▸ INSTRUCTIONS TO FOLLOW
From the listing below, pull out the lines that hold "bleeding".

++++ MATERIAL SUPPLIED ++++

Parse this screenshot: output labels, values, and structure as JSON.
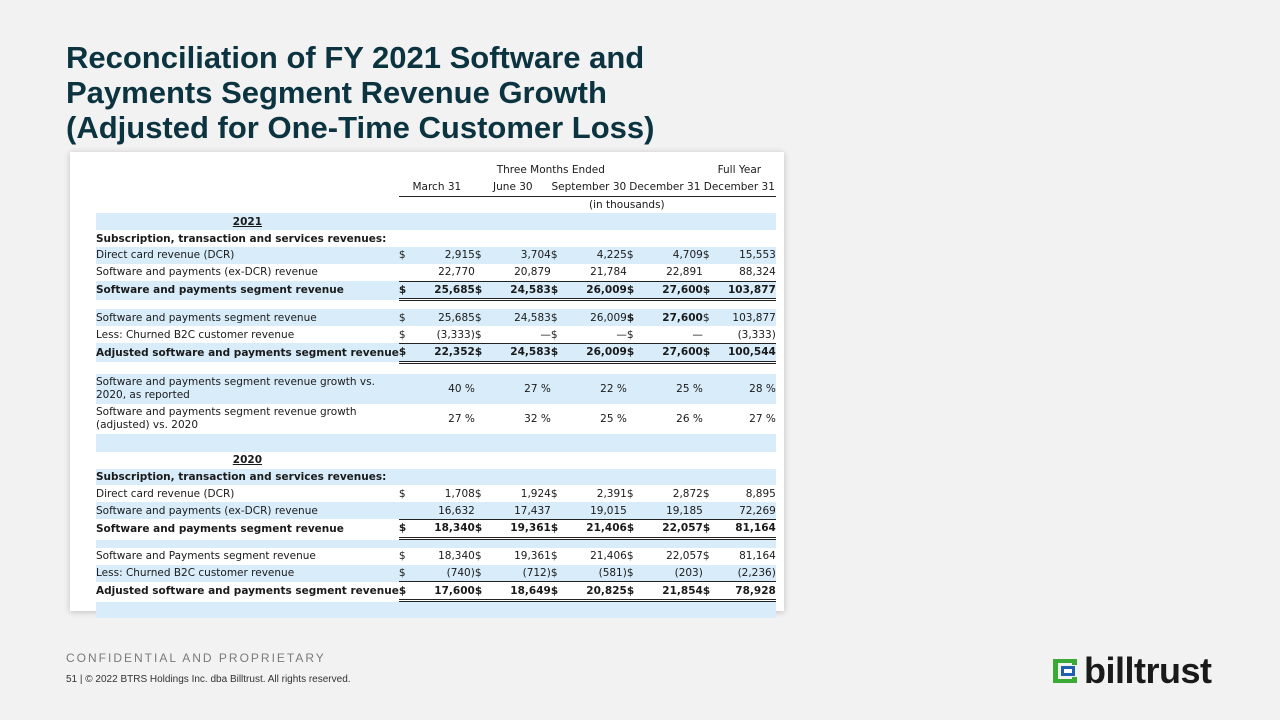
{
  "title_line1": "Reconciliation of FY 2021 Software and",
  "title_line2": "Payments Segment Revenue Growth",
  "title_line3": "(Adjusted for One-Time Customer Loss)",
  "header": {
    "three_months": "Three Months Ended",
    "full_year": "Full Year",
    "cols": [
      "March 31",
      "June 30",
      "September 30",
      "December 31",
      "December 31"
    ],
    "in_thousands": "(in thousands)"
  },
  "sections": [
    {
      "year": "2021",
      "subtitle": "Subscription, transaction and services revenues:",
      "dcr": {
        "label": "Direct card revenue (DCR)",
        "cur": [
          "$",
          "$",
          "$",
          "$",
          "$"
        ],
        "vals": [
          "2,915",
          "3,704",
          "4,225",
          "4,709",
          "15,553"
        ]
      },
      "exdcr": {
        "label": "Software and payments (ex-DCR) revenue",
        "vals": [
          "22,770",
          "20,879",
          "21,784",
          "22,891",
          "88,324"
        ]
      },
      "segment": {
        "label": "Software and payments segment revenue",
        "cur": [
          "$",
          "$",
          "$",
          "$",
          "$"
        ],
        "vals": [
          "25,685",
          "24,583",
          "26,009",
          "27,600",
          "103,877"
        ]
      },
      "seg2": {
        "label": "Software and payments segment revenue",
        "cur": [
          "$",
          "$",
          "$",
          "$",
          "$"
        ],
        "vals": [
          "25,685",
          "24,583",
          "26,009",
          "27,600",
          "103,877"
        ]
      },
      "churn": {
        "label": "Less: Churned B2C customer revenue",
        "cur": [
          "$",
          "$",
          "$",
          "$",
          ""
        ],
        "vals": [
          "(3,333)",
          "—",
          "—",
          "—",
          "(3,333)"
        ]
      },
      "adjusted": {
        "label": "Adjusted software and payments segment revenue",
        "cur": [
          "$",
          "$",
          "$",
          "$",
          "$"
        ],
        "vals": [
          "22,352",
          "24,583",
          "26,009",
          "27,600",
          "100,544"
        ]
      }
    },
    {
      "year": "2020",
      "subtitle": "Subscription, transaction and services revenues:",
      "dcr": {
        "label": "Direct card revenue (DCR)",
        "cur": [
          "$",
          "$",
          "$",
          "$",
          "$"
        ],
        "vals": [
          "1,708",
          "1,924",
          "2,391",
          "2,872",
          "8,895"
        ]
      },
      "exdcr": {
        "label": "Software and payments (ex-DCR) revenue",
        "vals": [
          "16,632",
          "17,437",
          "19,015",
          "19,185",
          "72,269"
        ]
      },
      "segment": {
        "label": "Software and payments segment revenue",
        "cur": [
          "$",
          "$",
          "$",
          "$",
          "$"
        ],
        "vals": [
          "18,340",
          "19,361",
          "21,406",
          "22,057",
          "81,164"
        ]
      },
      "seg2": {
        "label": "Software and Payments segment revenue",
        "cur": [
          "$",
          "$",
          "$",
          "$",
          "$"
        ],
        "vals": [
          "18,340",
          "19,361",
          "21,406",
          "22,057",
          "81,164"
        ]
      },
      "churn": {
        "label": "Less: Churned B2C customer revenue",
        "cur": [
          "$",
          "$",
          "$",
          "$",
          ""
        ],
        "vals": [
          "(740)",
          "(712)",
          "(581)",
          "(203)",
          "(2,236)"
        ]
      },
      "adjusted": {
        "label": "Adjusted software and payments segment revenue",
        "cur": [
          "$",
          "$",
          "$",
          "$",
          "$"
        ],
        "vals": [
          "17,600",
          "18,649",
          "20,825",
          "21,854",
          "78,928"
        ]
      }
    }
  ],
  "growth": [
    {
      "label": "Software and payments segment revenue growth vs. 2020, as reported",
      "vals": [
        "40 %",
        "27 %",
        "22 %",
        "25 %",
        "28 %"
      ]
    },
    {
      "label": "Software and payments segment revenue growth (adjusted) vs. 2020",
      "vals": [
        "27 %",
        "32 %",
        "25 %",
        "26 %",
        "27 %"
      ]
    }
  ],
  "footer": {
    "confidential": "CONFIDENTIAL AND PROPRIETARY",
    "copyright": "51  |  © 2022 BTRS Holdings Inc. dba Billtrust. All rights reserved.",
    "logo_text": "billtrust"
  },
  "colors": {
    "title": "#0c3440",
    "row_band": "#d8ecfa",
    "logo_green": "#3aa935",
    "logo_blue": "#1f5fae"
  }
}
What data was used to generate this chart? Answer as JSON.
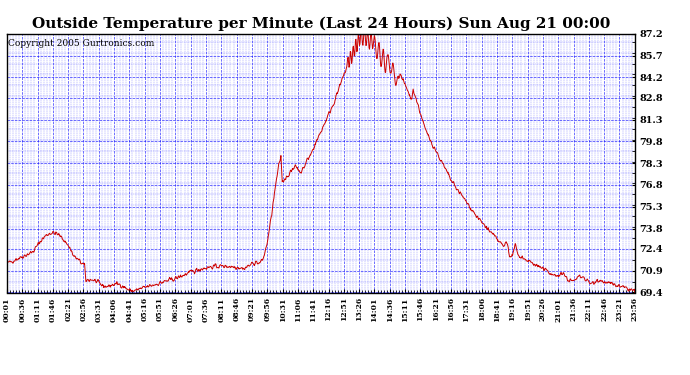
{
  "title": "Outside Temperature per Minute (Last 24 Hours) Sun Aug 21 00:00",
  "copyright": "Copyright 2005 Gurtronics.com",
  "background_color": "#ffffff",
  "plot_bg_color": "#ffffff",
  "grid_color": "#0000ff",
  "line_color": "#cc0000",
  "yticks": [
    69.4,
    70.9,
    72.4,
    73.8,
    75.3,
    76.8,
    78.3,
    79.8,
    81.3,
    82.8,
    84.2,
    85.7,
    87.2
  ],
  "ymin": 69.4,
  "ymax": 87.2,
  "title_fontsize": 11,
  "copyright_fontsize": 6.5,
  "xtick_labels": [
    "00:01",
    "00:36",
    "01:11",
    "01:46",
    "02:21",
    "02:56",
    "03:31",
    "04:06",
    "04:41",
    "05:16",
    "05:51",
    "06:26",
    "07:01",
    "07:36",
    "08:11",
    "08:46",
    "09:21",
    "09:56",
    "10:31",
    "11:06",
    "11:41",
    "12:16",
    "12:51",
    "13:26",
    "14:01",
    "14:36",
    "15:11",
    "15:46",
    "16:21",
    "16:56",
    "17:31",
    "18:06",
    "18:41",
    "19:16",
    "19:51",
    "20:26",
    "21:01",
    "21:36",
    "22:11",
    "22:46",
    "23:21",
    "23:56"
  ]
}
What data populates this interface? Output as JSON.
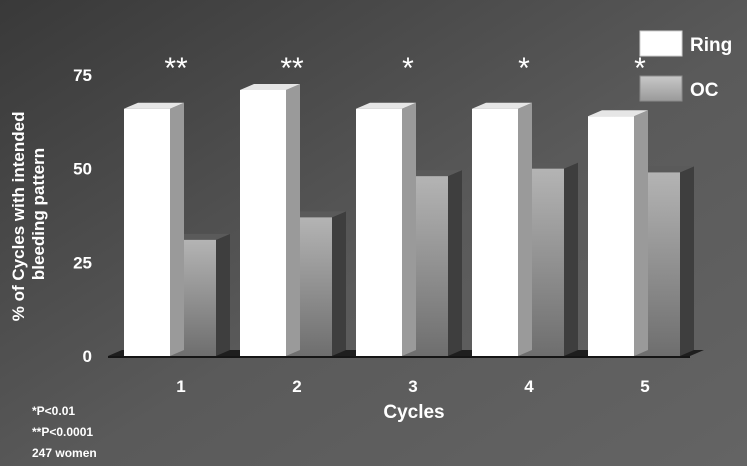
{
  "chart_data": {
    "type": "bar",
    "categories": [
      "1",
      "2",
      "3",
      "4",
      "5"
    ],
    "series": [
      {
        "name": "Ring",
        "values": [
          66,
          71,
          66,
          66,
          64
        ]
      },
      {
        "name": "OC",
        "values": [
          31,
          37,
          48,
          50,
          49
        ]
      }
    ],
    "significance": [
      "**",
      "**",
      "*",
      "*",
      "*"
    ],
    "ylabel": "% of Cycles with intended bleeding pattern",
    "ylabel_lines": [
      "% of Cycles with intended",
      "bleeding pattern"
    ],
    "xlabel": "Cycles",
    "yticks": [
      0,
      25,
      50,
      75
    ],
    "ylim": [
      0,
      75
    ],
    "legend_position": "top-right",
    "notes": [
      "*P<0.01",
      "**P<0.0001",
      "247 women"
    ],
    "colors": {
      "ring_face": "#ffffff",
      "ring_side": "#9a9a9a",
      "ring_top": "#e6e6e6",
      "oc_face_top": "#b4b4b4",
      "oc_face_bottom": "#6e6e6e",
      "oc_side": "#3e3e3e",
      "oc_top": "#5a5a5a",
      "floor": "#1e1e1e",
      "bg_dark": "#393939",
      "bg_light": "#646464"
    }
  }
}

++++

▸ RESULT
    "ylabel": "% of Cycles with intended bleeding pattern",
      "bleeding pattern"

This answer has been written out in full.